> _To-do list_
A) Rewrite the GPU optimization guide from "With optimized implementations" to "reduce arithmetic operations.", starting at the first of those phrases and ending at the second, with every "Tensor Cores" changed to "Tensor Engines".
B) Continue the GPU optimization guide below from the point where it stops.

> _Extract provided_
--

The gpu-programming-101 repository has been updated to focus on the latest data center GPUs of NVIDIA and AMD. This advanced guide explores cross-platform optimization techniques that leverage the unique capabilities of these architectures while maintaining portable code patterns. Our updated 04_advanced_optimization module includes CUDA 13+ and ROCm 7.x examples, with special attention to tensor cores, matrix engines, and HBM3 memory systems.
Why Optimization Matters (With H100/MI300 Benchmarks)
Modern GPUs like the H100 and MI300 offer unprecedented compute density, but realizing their full potential requires architecture-aware programming. A naive matrix multiplication kernel demonstrates the performance gap:
- ~450 GFLOPS on NVIDIA H100 (CUDA 13.x)
- ~420 GFLOPS on AMD MI300X (ROCm 7.x)
With optimized implementations leveraging hardware acceleration features, we achieved:
- 19.2 TFLOPS on H100 (using Tensor Cores with FP16)
- 16.8 TFLOPS on MI300X (using Matrix Cores with FP16)
Major GPU Kernels in Modern Computing
Contemporary GPU workloads rely on several fundamental kernel patterns. Understanding these building blocks is essential for effective optimization:
1. Matrix Multiplication (GEMM)
The foundation of machine learning, scientific computing, and linear algebra. Both H100 and MI300 include specialized hardware (Tensor Cores and Matrix Cores) explicitly designed for this workload.
2. Convolution
Essential for computer vision and CNNs. Modern implementations use Winograd algorithms or FFT-based approaches to reduce arithmetic operations.
3. Element-wise Operations
Simple arithmetic applied to each element in tensors (e.g., activation functions in neural networks). While seemingly simple, these kernels become critical in deep learning pipelines with large batch sizes.

--

> _Listing_
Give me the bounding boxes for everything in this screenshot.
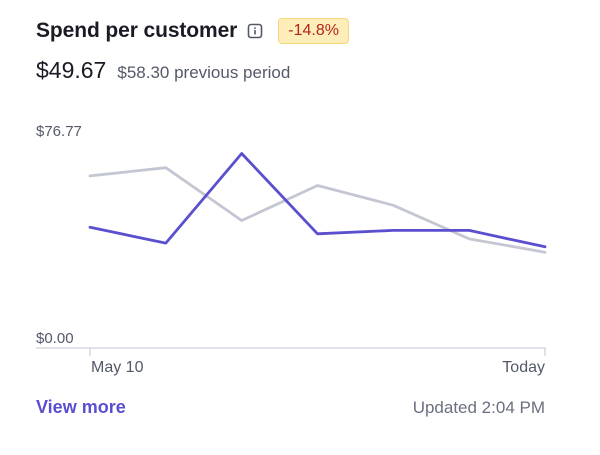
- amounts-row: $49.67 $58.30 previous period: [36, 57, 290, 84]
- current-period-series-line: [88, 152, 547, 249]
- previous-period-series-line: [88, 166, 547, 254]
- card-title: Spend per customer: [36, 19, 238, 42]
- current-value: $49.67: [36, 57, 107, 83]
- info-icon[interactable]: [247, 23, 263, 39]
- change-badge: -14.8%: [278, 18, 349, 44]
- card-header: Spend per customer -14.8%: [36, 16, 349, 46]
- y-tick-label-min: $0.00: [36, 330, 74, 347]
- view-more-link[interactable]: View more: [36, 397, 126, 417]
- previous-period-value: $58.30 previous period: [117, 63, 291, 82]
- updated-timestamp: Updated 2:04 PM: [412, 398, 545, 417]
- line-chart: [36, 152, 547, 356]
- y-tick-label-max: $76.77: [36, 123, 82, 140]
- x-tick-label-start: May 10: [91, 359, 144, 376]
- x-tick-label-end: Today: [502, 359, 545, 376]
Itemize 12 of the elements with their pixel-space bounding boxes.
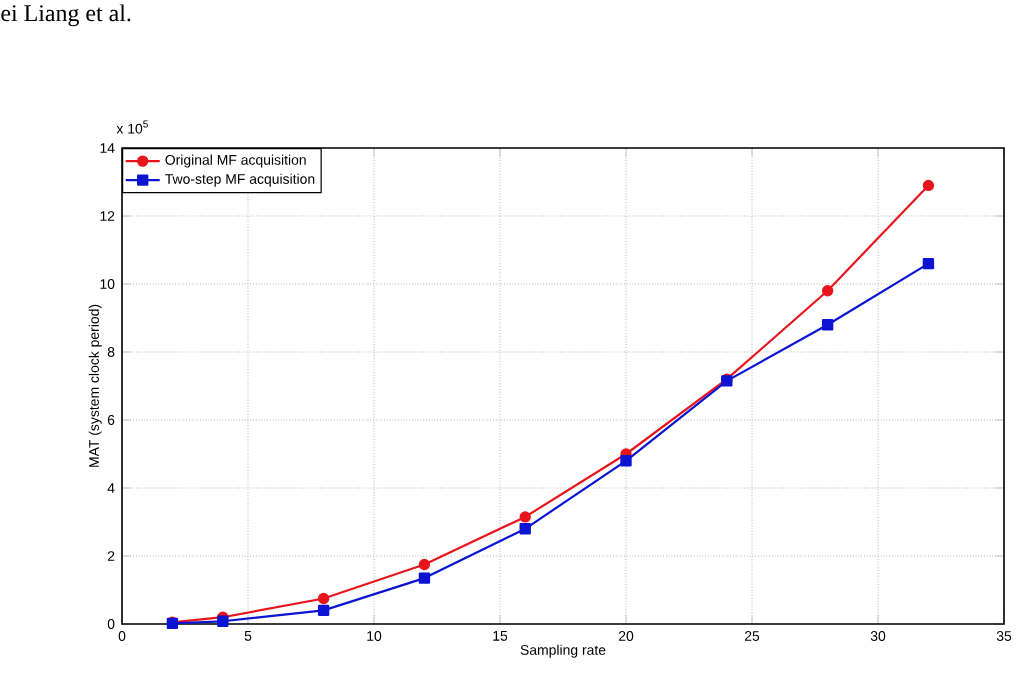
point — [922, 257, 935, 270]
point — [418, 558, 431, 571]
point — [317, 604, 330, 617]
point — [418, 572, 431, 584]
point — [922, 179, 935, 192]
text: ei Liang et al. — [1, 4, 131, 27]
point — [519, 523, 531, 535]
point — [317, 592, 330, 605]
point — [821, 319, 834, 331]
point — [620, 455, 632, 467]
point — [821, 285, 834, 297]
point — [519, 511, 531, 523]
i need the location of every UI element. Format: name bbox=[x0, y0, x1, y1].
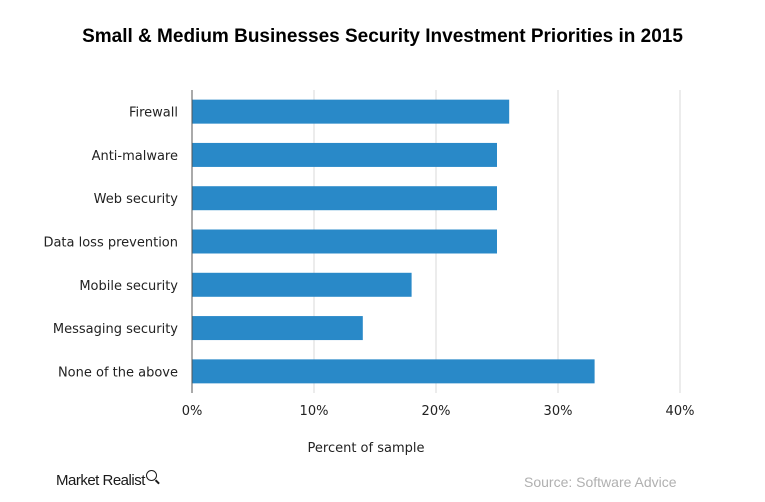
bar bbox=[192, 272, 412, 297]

--

> _Answers below_
A)
With optimized implementations leveraging hardware acceleration features, we achieved:
- 19.2 TFLOPS on H100 (using Tensor Engines with FP16)
- 16.8 TFLOPS on MI300X (using Matrix Cores with FP16)
Major GPU Kernels in Modern Computing
Contemporary GPU workloads rely on several fundamental kernel patterns. Understanding these building blocks is essential for effective optimization:
1. Matrix Multiplication (GEMM)
The foundation of machine learning, scientific computing, and linear algebra. Both H100 and MI300 include specialized hardware (Tensor Engines and Matrix Cores) explicitly designed for this workload.
2. Convolution
Essential for computer vision and CNNs. Modern implementations use Winograd algorithms or FFT-based approaches to reduce arithmetic operations.

B)
4. Reduction Kernels
Operations like sum, min/max, and dot products that combine array elements. These require careful load balancing across thousands of threads.
5. Sparse Operations
Efficiently processing sparse matrices/vectors common in graph neural networks, recommendation systems, and scientific simulations.
6. Batched Operations
Processing multiple small problems simultaneously, leveraging the massive parallelism of GPUs while maintaining cache efficiency.
Performance Challenges with H100 and MI300
The H100 (Hopper architecture) and MI300 (CDNA 3 architecture) introduce new optimization challenges alongside their advanced features:
1. Memory Hierarchy Complexity
Both GPUs feature multi-level memory systems: H100 with 50MB L2 cache and 80GB HBM3 (3.35TB/s), MI300X with 128MB L2 cache and 192GB HBM3e (5.3TB/s). Effectively utilizing this hierarchy requires sophisticated data reuse strategies.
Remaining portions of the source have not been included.